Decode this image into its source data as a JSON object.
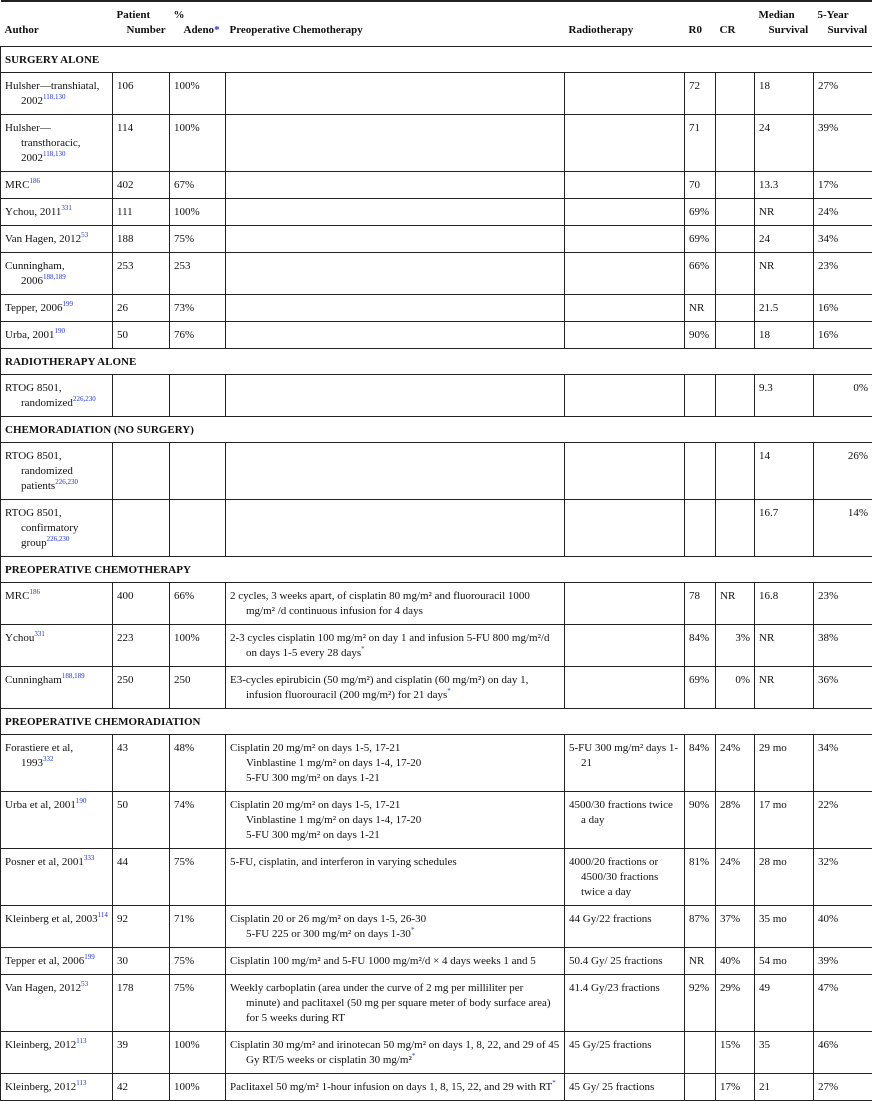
{
  "headers": {
    "author": "Author",
    "patient_1": "Patient",
    "patient_2": "Number",
    "adeno_1": "%",
    "adeno_2": "Adeno",
    "adeno_mark": "*",
    "chemo": "Preoperative Chemotherapy",
    "radio": "Radiotherapy",
    "r0": "R0",
    "cr": "CR",
    "median_1": "Median",
    "median_2": "Survival",
    "five_1": "5-Year",
    "five_2": "Survival"
  },
  "sections": [
    {
      "title": "SURGERY ALONE",
      "rows": [
        {
          "author": "Hulsher—transhiatal, 2002",
          "ref": "118,130",
          "n": "106",
          "adeno": "100%",
          "chemo": [],
          "chemo_mark": "",
          "radio": "",
          "r0": "72",
          "cr": "",
          "median": "18",
          "five": "27%"
        },
        {
          "author": "Hulsher—transthoracic, 2002",
          "ref": "118,130",
          "n": "114",
          "adeno": "100%",
          "chemo": [],
          "chemo_mark": "",
          "radio": "",
          "r0": "71",
          "cr": "",
          "median": "24",
          "five": "39%"
        },
        {
          "author": "MRC",
          "ref": "186",
          "n": "402",
          "adeno": "67%",
          "chemo": [],
          "chemo_mark": "",
          "radio": "",
          "r0": "70",
          "cr": "",
          "median": "13.3",
          "five": "17%"
        },
        {
          "author": "Ychou, 2011",
          "ref": "331",
          "n": "111",
          "adeno": "100%",
          "chemo": [],
          "chemo_mark": "",
          "radio": "",
          "r0": "69%",
          "cr": "",
          "median": "NR",
          "five": "24%"
        },
        {
          "author": "Van Hagen, 2012",
          "ref": "53",
          "n": "188",
          "adeno": "75%",
          "chemo": [],
          "chemo_mark": "",
          "radio": "",
          "r0": "69%",
          "cr": "",
          "median": "24",
          "five": "34%"
        },
        {
          "author": "Cunningham, 2006",
          "ref": "188,189",
          "n": "253",
          "adeno": "253",
          "chemo": [],
          "chemo_mark": "",
          "radio": "",
          "r0": "66%",
          "cr": "",
          "median": "NR",
          "five": "23%"
        },
        {
          "author": "Tepper, 2006",
          "ref": "199",
          "n": "26",
          "adeno": "73%",
          "chemo": [],
          "chemo_mark": "",
          "radio": "",
          "r0": "NR",
          "cr": "",
          "median": "21.5",
          "five": "16%"
        },
        {
          "author": "Urba, 2001",
          "ref": "190",
          "n": "50",
          "adeno": "76%",
          "chemo": [],
          "chemo_mark": "",
          "radio": "",
          "r0": "90%",
          "cr": "",
          "median": "18",
          "five": "16%"
        }
      ]
    },
    {
      "title": "RADIOTHERAPY ALONE",
      "rows": [
        {
          "author": "RTOG 8501, randomized",
          "ref": "226,230",
          "n": "",
          "adeno": "",
          "chemo": [],
          "chemo_mark": "",
          "radio": "",
          "r0": "",
          "cr": "",
          "median": "9.3",
          "five": "0%",
          "five_right": true
        }
      ]
    },
    {
      "title": "CHEMORADIATION (NO SURGERY)",
      "rows": [
        {
          "author": "RTOG 8501, randomized patients",
          "ref": "226,230",
          "n": "",
          "adeno": "",
          "chemo": [],
          "chemo_mark": "",
          "radio": "",
          "r0": "",
          "cr": "",
          "median": "14",
          "five": "26%",
          "five_right": true
        },
        {
          "author": "RTOG 8501, confirmatory group",
          "ref": "226,230",
          "n": "",
          "adeno": "",
          "chemo": [],
          "chemo_mark": "",
          "radio": "",
          "r0": "",
          "cr": "",
          "median": "16.7",
          "five": "14%",
          "five_right": true
        }
      ]
    },
    {
      "title": "PREOPERATIVE CHEMOTHERAPY",
      "rows": [
        {
          "author": "MRC",
          "ref": "186",
          "n": "400",
          "adeno": "66%",
          "chemo": [
            "2 cycles, 3 weeks apart, of cisplatin 80 mg/m² and fluorouracil 1000 mg/m² /d continuous infusion for 4 days"
          ],
          "chemo_mark": "",
          "radio": "",
          "r0": "78",
          "cr": "NR",
          "median": "16.8",
          "five": "23%"
        },
        {
          "author": "Ychou",
          "ref": "331",
          "n": "223",
          "adeno": "100%",
          "chemo": [
            "2-3 cycles cisplatin 100 mg/m² on day 1 and infusion 5-FU 800 mg/m²/d on days 1-5 every 28 days"
          ],
          "chemo_mark": "*",
          "radio": "",
          "r0": "84%",
          "cr": "3%",
          "cr_right": true,
          "median": "NR",
          "five": "38%"
        },
        {
          "author": "Cunningham",
          "ref": "188,189",
          "n": "250",
          "adeno": "250",
          "chemo": [
            "E3-cycles epirubicin (50 mg/m²) and cisplatin (60 mg/m²) on day 1, infusion fluorouracil (200 mg/m²) for 21 days"
          ],
          "chemo_mark": "*",
          "radio": "",
          "r0": "69%",
          "cr": "0%",
          "cr_right": true,
          "median": "NR",
          "five": "36%"
        }
      ]
    },
    {
      "title": "PREOPERATIVE CHEMORADIATION",
      "rows": [
        {
          "author": "Forastiere et al, 1993",
          "ref": "332",
          "n": "43",
          "adeno": "48%",
          "chemo": [
            "Cisplatin 20 mg/m² on days 1-5, 17-21",
            "Vinblastine 1 mg/m² on days 1-4, 17-20",
            "5-FU 300 mg/m² on days 1-21"
          ],
          "chemo_mark": "",
          "radio": "5-FU 300 mg/m² days 1-21",
          "r0": "84%",
          "cr": "24%",
          "median": "29 mo",
          "five": "34%"
        },
        {
          "author": "Urba et al, 2001",
          "ref": "190",
          "n": "50",
          "adeno": "74%",
          "chemo": [
            "Cisplatin 20 mg/m² on days 1-5, 17-21",
            "Vinblastine 1 mg/m² on days 1-4, 17-20",
            "5-FU 300 mg/m² on days 1-21"
          ],
          "chemo_mark": "",
          "radio": "4500/30 fractions twice a day",
          "r0": "90%",
          "cr": "28%",
          "median": "17 mo",
          "five": "22%"
        },
        {
          "author": "Posner et al, 2001",
          "ref": "333",
          "n": "44",
          "adeno": "75%",
          "chemo": [
            "5-FU, cisplatin, and interferon in varying schedules"
          ],
          "chemo_mark": "",
          "radio": "4000/20 fractions or 4500/30 fractions twice a day",
          "r0": "81%",
          "cr": "24%",
          "median": "28 mo",
          "five": "32%"
        },
        {
          "author": "Kleinberg et al, 2003",
          "ref": "114",
          "n": "92",
          "adeno": "71%",
          "chemo": [
            "Cisplatin 20 or 26 mg/m² on days 1-5, 26-30",
            "5-FU 225 or 300 mg/m² on days 1-30"
          ],
          "chemo_mark": "*",
          "radio": "44 Gy/22 fractions",
          "r0": "87%",
          "cr": "37%",
          "median": "35 mo",
          "five": "40%"
        },
        {
          "author": "Tepper et al, 2006",
          "ref": "199",
          "n": "30",
          "adeno": "75%",
          "chemo": [
            "Cisplatin 100 mg/m² and 5-FU 1000 mg/m²/d × 4 days weeks 1 and 5"
          ],
          "chemo_mark": "",
          "radio": "50.4 Gy/ 25 fractions",
          "r0": "NR",
          "cr": "40%",
          "median": "54 mo",
          "five": "39%"
        },
        {
          "author": "Van Hagen, 2012",
          "ref": "53",
          "n": "178",
          "adeno": "75%",
          "chemo": [
            "Weekly carboplatin (area under the curve of 2 mg per milliliter per minute) and paclitaxel (50 mg per square meter of body surface area) for 5 weeks during RT"
          ],
          "chemo_mark": "",
          "radio": "41.4 Gy/23 fractions",
          "r0": "92%",
          "cr": "29%",
          "median": "49",
          "five": "47%"
        },
        {
          "author": "Kleinberg, 2012",
          "ref": "113",
          "n": "39",
          "adeno": "100%",
          "chemo": [
            "Cisplatin 30 mg/m² and irinotecan 50 mg/m² on days 1, 8, 22, and 29 of 45 Gy RT/5 weeks or cisplatin 30 mg/m²"
          ],
          "chemo_mark": "*",
          "radio": "45 Gy/25 fractions",
          "r0": "",
          "cr": "15%",
          "median": "35",
          "five": "46%"
        },
        {
          "author": "Kleinberg, 2012",
          "ref": "113",
          "n": "42",
          "adeno": "100%",
          "chemo": [
            "Paclitaxel 50 mg/m² 1-hour infusion on days 1, 8, 15, 22, and 29 with RT"
          ],
          "chemo_mark": "*",
          "radio": "45 Gy/ 25 fractions",
          "r0": "",
          "cr": "17%",
          "median": "21",
          "five": "27%"
        }
      ]
    }
  ]
}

════

# [TRY IT]
Which lines above contain the word "infusion"? Copy all of them.

# [FINISHED TASK]
            "2 cycles, 3 weeks apart, of cisplatin 80 mg/m² and fluorouracil 1000 mg/m² /d continuous infusion for 4 days"
            "2-3 cycles cisplatin 100 mg/m² on day 1 and infusion 5-FU 800 mg/m²/d on days 1-5 every 28 days"
            "E3-cycles epirubicin (50 mg/m²) and cisplatin (60 mg/m²) on day 1, infusion fluorouracil (200 mg/m²) for 21 days"
            "Paclitaxel 50 mg/m² 1-hour infusion on days 1, 8, 15, 22, and 29 with RT"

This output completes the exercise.